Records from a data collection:
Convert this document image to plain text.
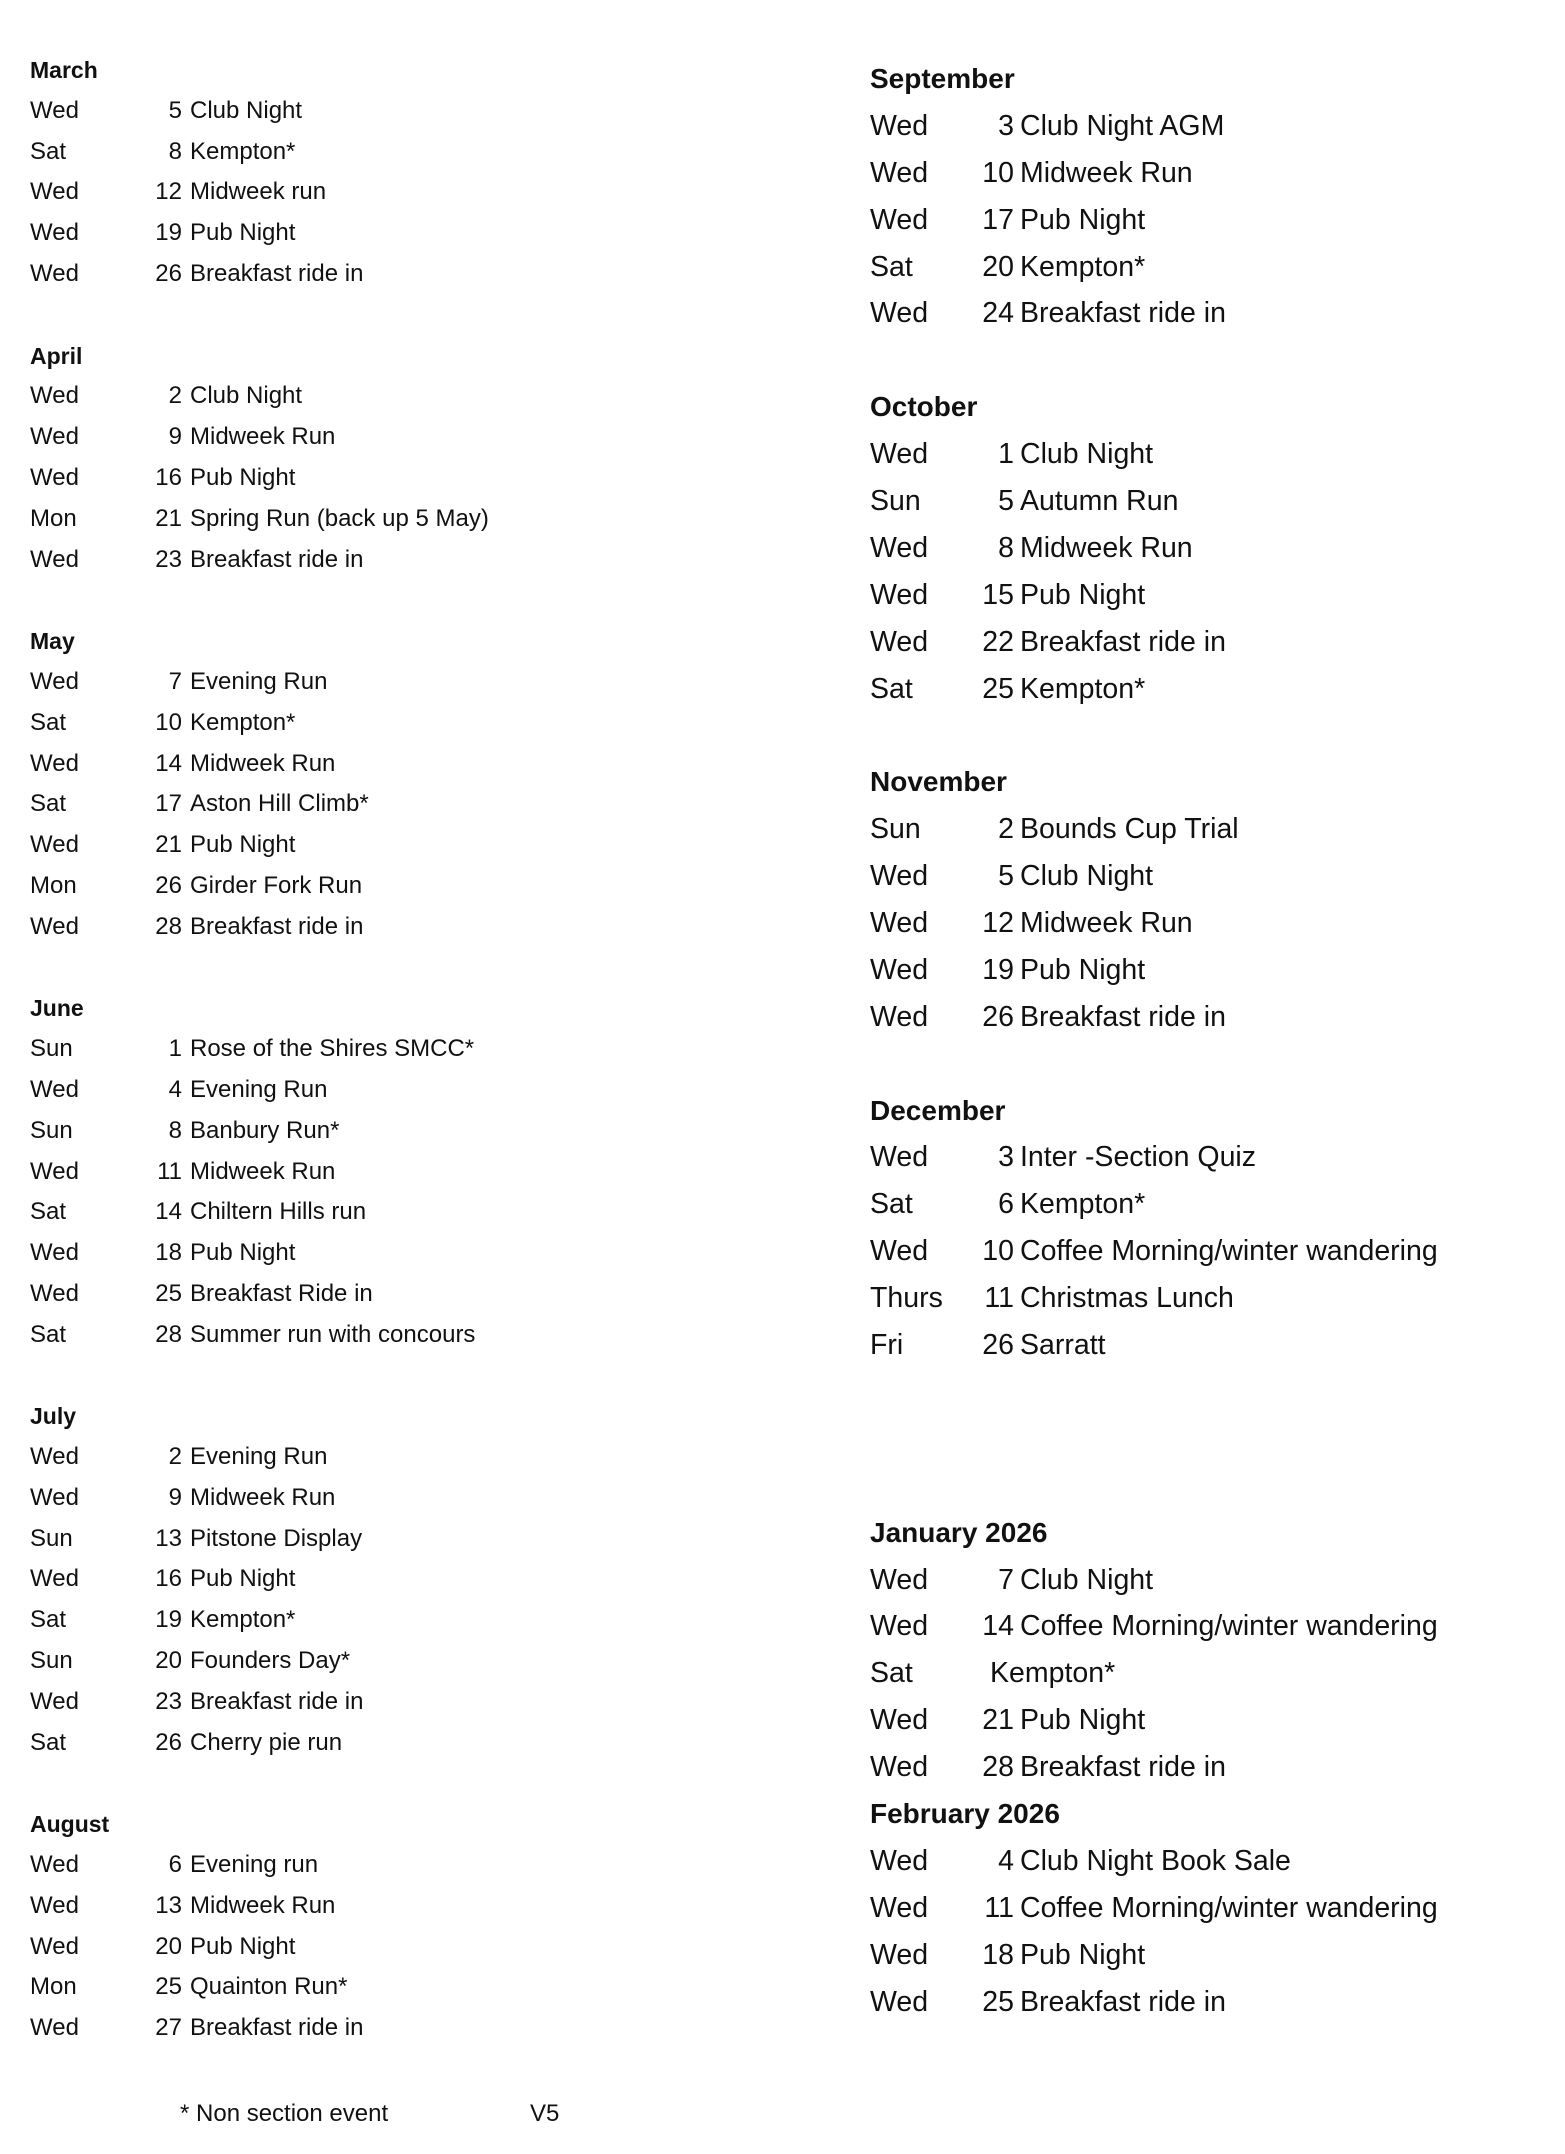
March
Wed	5 Club Night
Sat	8 Kempton*
Wed	12 Midweek run
Wed	19 Pub Night
Wed	26 Breakfast ride in
April
Wed	2 Club Night
Wed	9 Midweek Run
Wed	16 Pub Night
Mon	21 Spring Run (back up 5 May)
Wed	23 Breakfast ride in
May
Wed	7 Evening Run
Sat	10 Kempton*
Wed	14 Midweek Run
Sat	17 Aston Hill Climb*
Wed	21 Pub Night
Mon	26 Girder Fork Run
Wed	28 Breakfast ride in
June
Sun	1 Rose of the Shires SMCC*
Wed	4 Evening Run
Sun	8 Banbury Run*
Wed	11 Midweek Run
Sat	14 Chiltern Hills run
Wed	18 Pub Night
Wed	25 Breakfast Ride in
Sat	28 Summer run with concours
July
Wed	2 Evening Run
Wed	9 Midweek Run
Sun	13 Pitstone Display
Wed	16 Pub Night
Sat	19 Kempton*
Sun	20 Founders Day*
Wed	23 Breakfast ride in
Sat	26 Cherry pie run
August
Wed	6 Evening run
Wed	13 Midweek Run
Wed	20 Pub Night
Mon	25 Quainton Run*
Wed	27 Breakfast ride in
September
Wed	3 Club Night AGM
Wed	10 Midweek Run
Wed	17 Pub Night
Sat	20 Kempton*
Wed	24 Breakfast ride in
October
Wed	1 Club Night
Sun	5 Autumn Run
Wed	8 Midweek Run
Wed	15 Pub Night
Wed	22 Breakfast ride in
Sat	25 Kempton*
November
Sun	2 Bounds Cup Trial
Wed	5 Club Night
Wed	12 Midweek Run
Wed	19 Pub Night
Wed	26 Breakfast ride in
December
Wed	3 Inter -Section Quiz
Sat	6 Kempton*
Wed	10 Coffee Morning/winter wandering
Thurs	11 Christmas Lunch
Fri	26 Sarratt
January 2026
Wed	7 Club Night
Wed	14 Coffee Morning/winter wandering
Sat	Kempton*
Wed	21 Pub Night
Wed	28 Breakfast ride in
February 2026
Wed	4 Club Night Book Sale
Wed	11 Coffee Morning/winter wandering
Wed	18 Pub Night
Wed	25 Breakfast ride in
* Non section event	V5
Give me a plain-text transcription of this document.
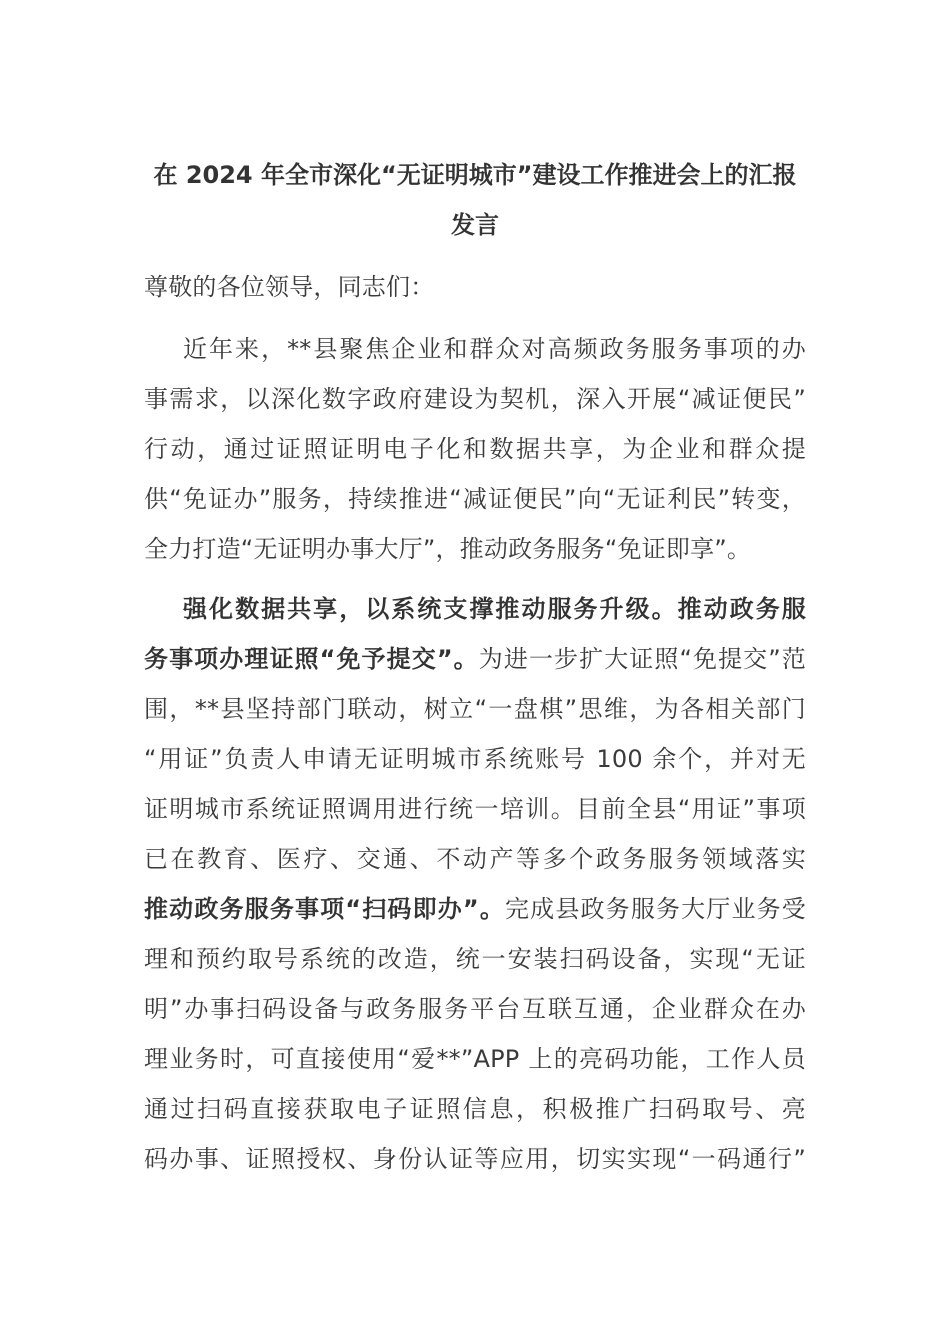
在 2024 年全市深化“无证明城市”建设工作推进会上的汇报
发言
尊敬的各位领导，同志们：
近年来，**县聚焦企业和群众对高频政务服务事项的办
事需求，以深化数字政府建设为契机，深入开展“减证便民”
行动，通过证照证明电子化和数据共享，为企业和群众提
供“免证办”服务，持续推进“减证便民”向“无证利民”转变，
全力打造“无证明办事大厅”，推动政务服务“免证即享”。
强化数据共享，以系统支撑推动服务升级。推动政务服
务事项办理证照“免予提交”。为进一步扩大证照“免提交”范
围，**县坚持部门联动，树立“一盘棋”思维，为各相关部门
“用证”负责人申请无证明城市系统账号 100 余个，并对无
证明城市系统证照调用进行统一培训。目前全县“用证”事项
已在教育、医疗、交通、不动产等多个政务服务领域落实
推动政务服务事项“扫码即办”。完成县政务服务大厅业务受
理和预约取号系统的改造，统一安装扫码设备，实现“无证
明”办事扫码设备与政务服务平台互联互通，企业群众在办
理业务时，可直接使用“爱**”APP 上的亮码功能，工作人员
通过扫码直接获取电子证照信息，积极推广扫码取号、亮
码办事、证照授权、身份认证等应用，切实实现“一码通行”
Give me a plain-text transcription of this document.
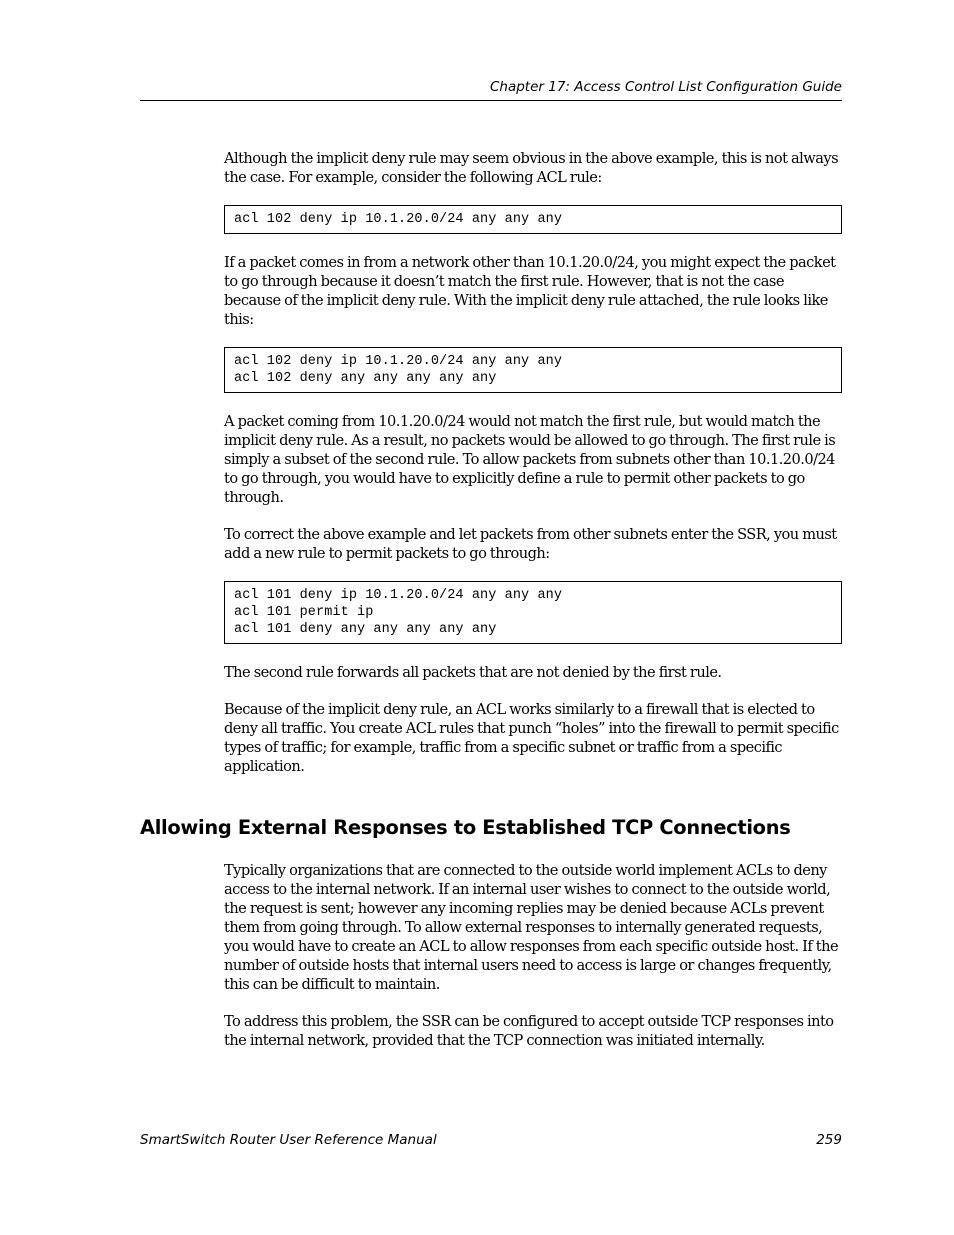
Chapter 17: Access Control List Configuration Guide

Although the implicit deny rule may seem obvious in the above example, this is not always the case. For example, consider the following ACL rule:

acl 102 deny ip 10.1.20.0/24 any any any

If a packet comes in from a network other than 10.1.20.0/24, you might expect the packet to go through because it doesn’t match the first rule. However, that is not the case because of the implicit deny rule. With the implicit deny rule attached, the rule looks like this:

acl 102 deny ip 10.1.20.0/24 any any any
acl 102 deny any any any any any

A packet coming from 10.1.20.0/24 would not match the first rule, but would match the implicit deny rule. As a result, no packets would be allowed to go through. The first rule is simply a subset of the second rule. To allow packets from subnets other than 10.1.20.0/24 to go through, you would have to explicitly define a rule to permit other packets to go through.

To correct the above example and let packets from other subnets enter the SSR, you must add a new rule to permit packets to go through:

acl 101 deny ip 10.1.20.0/24 any any any
acl 101 permit ip
acl 101 deny any any any any any

The second rule forwards all packets that are not denied by the first rule.

Because of the implicit deny rule, an ACL works similarly to a firewall that is elected to deny all traffic. You create ACL rules that punch “holes” into the firewall to permit specific types of traffic; for example, traffic from a specific subnet or traffic from a specific application.

Allowing External Responses to Established TCP Connections

Typically organizations that are connected to the outside world implement ACLs to deny access to the internal network. If an internal user wishes to connect to the outside world, the request is sent; however any incoming replies may be denied because ACLs prevent them from going through. To allow external responses to internally generated requests, you would have to create an ACL to allow responses from each specific outside host. If the number of outside hosts that internal users need to access is large or changes frequently, this can be difficult to maintain.

To address this problem, the SSR can be configured to accept outside TCP responses into the internal network, provided that the TCP connection was initiated internally.

SmartSwitch Router User Reference Manual	259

__What needs to be done__
The records above need to be restated word for word, with the pictures left out.

__Reply to the task__
Convert this document image to plain text.
March
Wed	5 Club Night
Sat	8 Kempton*
Wed	12 Midweek run
Wed	19 Pub Night
Wed	26 Breakfast ride in
April
Wed	2 Club Night
Wed	9 Midweek Run
Wed	16 Pub Night
Mon	21 Spring Run (back up 5 May)
Wed	23 Breakfast ride in
May
Wed	7 Evening Run
Sat	10 Kempton*
Wed	14 Midweek Run
Sat	17 Aston Hill Climb*
Wed	21 Pub Night
Mon	26 Girder Fork Run
Wed	28 Breakfast ride in
June
Sun	1 Rose of the Shires SMCC*
Wed	4 Evening Run
Sun	8 Banbury Run*
Wed	11 Midweek Run
Sat	14 Chiltern Hills run
Wed	18 Pub Night
Wed	25 Breakfast Ride in
Sat	28 Summer run with concours
July
Wed	2 Evening Run
Wed	9 Midweek Run
Sun	13 Pitstone Display
Wed	16 Pub Night
Sat	19 Kempton*
Sun	20 Founders Day*
Wed	23 Breakfast ride in
Sat	26 Cherry pie run
August
Wed	6 Evening run
Wed	13 Midweek Run
Wed	20 Pub Night
Mon	25 Quainton Run*
Wed	27 Breakfast ride in
September
Wed	3 Club Night AGM
Wed	10 Midweek Run
Wed	17 Pub Night
Sat	20 Kempton*
Wed	24 Breakfast ride in
October
Wed	1 Club Night
Sun	5 Autumn Run
Wed	8 Midweek Run
Wed	15 Pub Night
Wed	22 Breakfast ride in
Sat	25 Kempton*
November
Sun	2 Bounds Cup Trial
Wed	5 Club Night
Wed	12 Midweek Run
Wed	19 Pub Night
Wed	26 Breakfast ride in
December
Wed	3 Inter -Section Quiz
Sat	6 Kempton*
Wed	10 Coffee Morning/winter wandering
Thurs	11 Christmas Lunch
Fri	26 Sarratt
January 2026
Wed	7 Club Night
Wed	14 Coffee Morning/winter wandering
Sat	Kempton*
Wed	21 Pub Night
Wed	28 Breakfast ride in
February 2026
Wed	4 Club Night Book Sale
Wed	11 Coffee Morning/winter wandering
Wed	18 Pub Night
Wed	25 Breakfast ride in
* Non section event	V5
Give me a plain-text transcription of this document.
在 2024 年全市深化“无证明城市”建设工作推进会上的汇报
发言
尊敬的各位领导，同志们：
近年来，**县聚焦企业和群众对高频政务服务事项的办
事需求，以深化数字政府建设为契机，深入开展“减证便民”
行动，通过证照证明电子化和数据共享，为企业和群众提
供“免证办”服务，持续推进“减证便民”向“无证利民”转变，
全力打造“无证明办事大厅”，推动政务服务“免证即享”。
强化数据共享，以系统支撑推动服务升级。推动政务服
务事项办理证照“免予提交”。为进一步扩大证照“免提交”范
围，**县坚持部门联动，树立“一盘棋”思维，为各相关部门
“用证”负责人申请无证明城市系统账号 100 余个，并对无
证明城市系统证照调用进行统一培训。目前全县“用证”事项
已在教育、医疗、交通、不动产等多个政务服务领域落实
推动政务服务事项“扫码即办”。完成县政务服务大厅业务受
理和预约取号系统的改造，统一安装扫码设备，实现“无证
明”办事扫码设备与政务服务平台互联互通，企业群众在办
理业务时，可直接使用“爱**”APP 上的亮码功能，工作人员
通过扫码直接获取电子证照信息，积极推广扫码取号、亮
码办事、证照授权、身份认证等应用，切实实现“一码通行”
Give me a plain-text transcription of this document.
Chapter 17: Access Control List Configuration Guide

Although the implicit deny rule may seem obvious in the above example, this is not always the case. For example, consider the following ACL rule:

acl 102 deny ip 10.1.20.0/24 any any any

If a packet comes in from a network other than 10.1.20.0/24, you might expect the packet to go through because it doesn’t match the first rule. However, that is not the case because of the implicit deny rule. With the implicit deny rule attached, the rule looks like this:

acl 102 deny ip 10.1.20.0/24 any any any
acl 102 deny any any any any any

A packet coming from 10.1.20.0/24 would not match the first rule, but would match the implicit deny rule. As a result, no packets would be allowed to go through. The first rule is simply a subset of the second rule. To allow packets from subnets other than 10.1.20.0/24 to go through, you would have to explicitly define a rule to permit other packets to go through.

To correct the above example and let packets from other subnets enter the SSR, you must add a new rule to permit packets to go through:

acl 101 deny ip 10.1.20.0/24 any any any
acl 101 permit ip
acl 101 deny any any any any any

The second rule forwards all packets that are not denied by the first rule.

Because of the implicit deny rule, an ACL works similarly to a firewall that is elected to deny all traffic. You create ACL rules that punch “holes” into the firewall to permit specific types of traffic; for example, traffic from a specific subnet or traffic from a specific application.

Allowing External Responses to Established TCP Connections

Typically organizations that are connected to the outside world implement ACLs to deny access to the internal network. If an internal user wishes to connect to the outside world, the request is sent; however any incoming replies may be denied because ACLs prevent them from going through. To allow external responses to internally generated requests, you would have to create an ACL to allow responses from each specific outside host. If the number of outside hosts that internal users need to access is large or changes frequently, this can be difficult to maintain.

To address this problem, the SSR can be configured to accept outside TCP responses into the internal network, provided that the TCP connection was initiated internally.

SmartSwitch Router User Reference Manual	259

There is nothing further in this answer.